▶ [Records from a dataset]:
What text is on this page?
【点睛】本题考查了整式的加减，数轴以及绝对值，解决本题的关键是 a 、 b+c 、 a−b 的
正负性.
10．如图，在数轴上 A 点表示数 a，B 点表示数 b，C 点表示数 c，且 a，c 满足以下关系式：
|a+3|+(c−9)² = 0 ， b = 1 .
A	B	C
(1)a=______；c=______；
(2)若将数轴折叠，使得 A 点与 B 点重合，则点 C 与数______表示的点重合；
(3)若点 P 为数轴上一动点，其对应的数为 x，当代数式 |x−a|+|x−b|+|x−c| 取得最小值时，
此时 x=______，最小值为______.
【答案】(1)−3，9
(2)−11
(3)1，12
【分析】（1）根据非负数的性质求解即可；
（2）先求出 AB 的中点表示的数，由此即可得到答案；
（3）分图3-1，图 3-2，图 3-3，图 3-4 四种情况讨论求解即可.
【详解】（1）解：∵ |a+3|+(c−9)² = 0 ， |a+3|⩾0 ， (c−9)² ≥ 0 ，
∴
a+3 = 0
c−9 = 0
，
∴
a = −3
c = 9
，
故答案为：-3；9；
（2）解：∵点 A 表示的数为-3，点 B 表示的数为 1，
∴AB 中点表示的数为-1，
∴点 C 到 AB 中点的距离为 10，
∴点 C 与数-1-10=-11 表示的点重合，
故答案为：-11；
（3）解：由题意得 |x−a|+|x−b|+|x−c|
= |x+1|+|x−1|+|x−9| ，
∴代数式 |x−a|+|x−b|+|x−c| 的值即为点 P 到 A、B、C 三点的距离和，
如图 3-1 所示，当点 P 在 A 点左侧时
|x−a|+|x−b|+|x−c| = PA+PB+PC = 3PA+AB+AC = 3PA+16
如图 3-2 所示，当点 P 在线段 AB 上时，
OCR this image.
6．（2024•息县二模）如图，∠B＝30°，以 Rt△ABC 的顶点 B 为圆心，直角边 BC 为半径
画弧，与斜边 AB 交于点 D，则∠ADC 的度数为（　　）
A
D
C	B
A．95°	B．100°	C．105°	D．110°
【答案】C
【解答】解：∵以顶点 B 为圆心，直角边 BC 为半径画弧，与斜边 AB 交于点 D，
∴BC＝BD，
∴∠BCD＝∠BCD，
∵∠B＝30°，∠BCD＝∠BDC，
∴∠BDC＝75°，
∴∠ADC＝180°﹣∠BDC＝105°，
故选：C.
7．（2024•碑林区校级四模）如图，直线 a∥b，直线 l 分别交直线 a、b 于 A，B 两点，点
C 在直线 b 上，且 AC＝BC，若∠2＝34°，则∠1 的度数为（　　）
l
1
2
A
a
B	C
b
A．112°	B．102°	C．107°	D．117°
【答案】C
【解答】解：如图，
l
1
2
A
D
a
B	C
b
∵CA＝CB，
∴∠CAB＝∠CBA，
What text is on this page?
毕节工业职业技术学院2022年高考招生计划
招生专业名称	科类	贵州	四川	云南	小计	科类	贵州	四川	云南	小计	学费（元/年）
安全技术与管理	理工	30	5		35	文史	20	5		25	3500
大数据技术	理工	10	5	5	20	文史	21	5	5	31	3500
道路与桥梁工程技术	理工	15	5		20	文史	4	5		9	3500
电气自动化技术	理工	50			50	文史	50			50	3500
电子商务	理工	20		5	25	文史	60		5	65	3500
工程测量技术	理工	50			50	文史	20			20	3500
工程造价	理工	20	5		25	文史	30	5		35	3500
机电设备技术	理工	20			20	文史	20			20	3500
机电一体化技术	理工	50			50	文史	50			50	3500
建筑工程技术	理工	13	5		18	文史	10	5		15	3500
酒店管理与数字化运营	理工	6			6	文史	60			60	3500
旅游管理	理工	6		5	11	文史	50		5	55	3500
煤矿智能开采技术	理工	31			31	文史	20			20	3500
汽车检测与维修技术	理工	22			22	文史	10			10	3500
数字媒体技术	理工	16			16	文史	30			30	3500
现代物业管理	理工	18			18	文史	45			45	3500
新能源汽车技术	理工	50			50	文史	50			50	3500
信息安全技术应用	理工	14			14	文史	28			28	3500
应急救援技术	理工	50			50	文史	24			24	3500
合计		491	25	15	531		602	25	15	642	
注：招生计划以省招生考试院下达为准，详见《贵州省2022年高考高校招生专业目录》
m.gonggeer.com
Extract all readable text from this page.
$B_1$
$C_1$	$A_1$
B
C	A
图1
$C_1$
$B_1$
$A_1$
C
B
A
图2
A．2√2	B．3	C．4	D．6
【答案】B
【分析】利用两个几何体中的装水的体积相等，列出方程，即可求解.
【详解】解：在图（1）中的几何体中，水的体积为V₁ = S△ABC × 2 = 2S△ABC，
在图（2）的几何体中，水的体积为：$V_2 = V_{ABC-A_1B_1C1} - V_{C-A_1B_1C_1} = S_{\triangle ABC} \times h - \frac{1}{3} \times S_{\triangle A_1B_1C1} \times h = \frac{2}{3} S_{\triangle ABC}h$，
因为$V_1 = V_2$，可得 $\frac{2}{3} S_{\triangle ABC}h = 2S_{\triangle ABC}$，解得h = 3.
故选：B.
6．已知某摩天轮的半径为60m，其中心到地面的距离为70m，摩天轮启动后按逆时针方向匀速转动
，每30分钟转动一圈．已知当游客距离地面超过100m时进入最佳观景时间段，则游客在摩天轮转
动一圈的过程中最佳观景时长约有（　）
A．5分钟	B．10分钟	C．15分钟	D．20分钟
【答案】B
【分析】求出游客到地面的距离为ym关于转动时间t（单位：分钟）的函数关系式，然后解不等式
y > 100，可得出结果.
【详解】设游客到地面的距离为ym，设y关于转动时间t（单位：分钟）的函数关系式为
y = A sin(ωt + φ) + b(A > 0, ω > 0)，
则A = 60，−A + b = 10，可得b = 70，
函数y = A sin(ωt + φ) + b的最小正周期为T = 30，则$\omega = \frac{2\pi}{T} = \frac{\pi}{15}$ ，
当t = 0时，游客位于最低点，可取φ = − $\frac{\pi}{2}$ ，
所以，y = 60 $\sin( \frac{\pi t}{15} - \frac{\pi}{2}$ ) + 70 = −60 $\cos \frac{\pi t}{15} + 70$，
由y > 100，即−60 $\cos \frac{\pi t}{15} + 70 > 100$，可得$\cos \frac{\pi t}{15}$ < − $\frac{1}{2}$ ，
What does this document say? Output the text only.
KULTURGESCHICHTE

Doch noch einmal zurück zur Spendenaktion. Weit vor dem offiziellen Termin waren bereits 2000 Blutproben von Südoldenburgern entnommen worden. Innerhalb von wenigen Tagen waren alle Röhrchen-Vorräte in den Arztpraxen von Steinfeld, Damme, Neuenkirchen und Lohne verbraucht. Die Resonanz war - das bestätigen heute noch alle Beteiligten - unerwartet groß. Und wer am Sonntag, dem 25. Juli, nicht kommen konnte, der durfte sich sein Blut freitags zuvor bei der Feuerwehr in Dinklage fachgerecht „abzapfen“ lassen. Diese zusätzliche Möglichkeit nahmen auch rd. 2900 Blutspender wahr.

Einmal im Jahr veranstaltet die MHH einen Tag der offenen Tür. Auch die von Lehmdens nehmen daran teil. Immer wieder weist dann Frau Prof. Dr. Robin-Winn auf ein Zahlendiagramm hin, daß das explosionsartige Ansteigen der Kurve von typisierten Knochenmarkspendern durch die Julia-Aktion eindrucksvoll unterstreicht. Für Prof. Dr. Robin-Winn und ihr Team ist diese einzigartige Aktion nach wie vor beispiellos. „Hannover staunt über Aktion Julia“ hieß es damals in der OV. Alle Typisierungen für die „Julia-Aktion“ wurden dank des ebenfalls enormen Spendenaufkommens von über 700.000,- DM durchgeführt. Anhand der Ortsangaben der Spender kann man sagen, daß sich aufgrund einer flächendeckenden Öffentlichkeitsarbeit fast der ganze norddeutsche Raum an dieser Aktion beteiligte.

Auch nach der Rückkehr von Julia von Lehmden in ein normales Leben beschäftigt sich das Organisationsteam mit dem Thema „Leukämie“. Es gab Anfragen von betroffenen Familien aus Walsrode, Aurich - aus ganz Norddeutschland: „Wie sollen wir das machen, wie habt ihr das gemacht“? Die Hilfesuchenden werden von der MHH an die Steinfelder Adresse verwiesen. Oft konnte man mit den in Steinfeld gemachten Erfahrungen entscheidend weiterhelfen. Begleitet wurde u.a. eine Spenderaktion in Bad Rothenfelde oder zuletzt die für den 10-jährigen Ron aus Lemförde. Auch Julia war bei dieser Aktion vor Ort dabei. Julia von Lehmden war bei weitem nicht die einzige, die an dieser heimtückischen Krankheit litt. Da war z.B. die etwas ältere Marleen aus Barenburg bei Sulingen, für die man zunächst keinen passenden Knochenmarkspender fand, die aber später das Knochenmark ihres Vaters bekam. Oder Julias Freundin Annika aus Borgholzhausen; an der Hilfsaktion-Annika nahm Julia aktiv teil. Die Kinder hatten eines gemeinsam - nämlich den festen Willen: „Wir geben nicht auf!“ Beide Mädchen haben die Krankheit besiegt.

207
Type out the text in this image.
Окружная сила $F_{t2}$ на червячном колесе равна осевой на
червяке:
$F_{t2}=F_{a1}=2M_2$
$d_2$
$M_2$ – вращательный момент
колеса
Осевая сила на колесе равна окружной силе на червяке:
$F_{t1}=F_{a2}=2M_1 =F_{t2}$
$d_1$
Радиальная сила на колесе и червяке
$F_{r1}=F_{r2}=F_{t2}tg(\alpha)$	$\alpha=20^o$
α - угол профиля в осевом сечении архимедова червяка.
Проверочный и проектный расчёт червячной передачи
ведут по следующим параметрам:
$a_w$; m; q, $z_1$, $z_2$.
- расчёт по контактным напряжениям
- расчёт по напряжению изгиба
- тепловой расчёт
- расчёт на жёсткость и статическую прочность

▶ [Task]: Which lines hold the word "червяке"? Copy each of them from the records.

▶ [Full output]:
червяке:
Осевая сила на колесе равна окружной силе на червяке:
Радиальная сила на колесе и червяке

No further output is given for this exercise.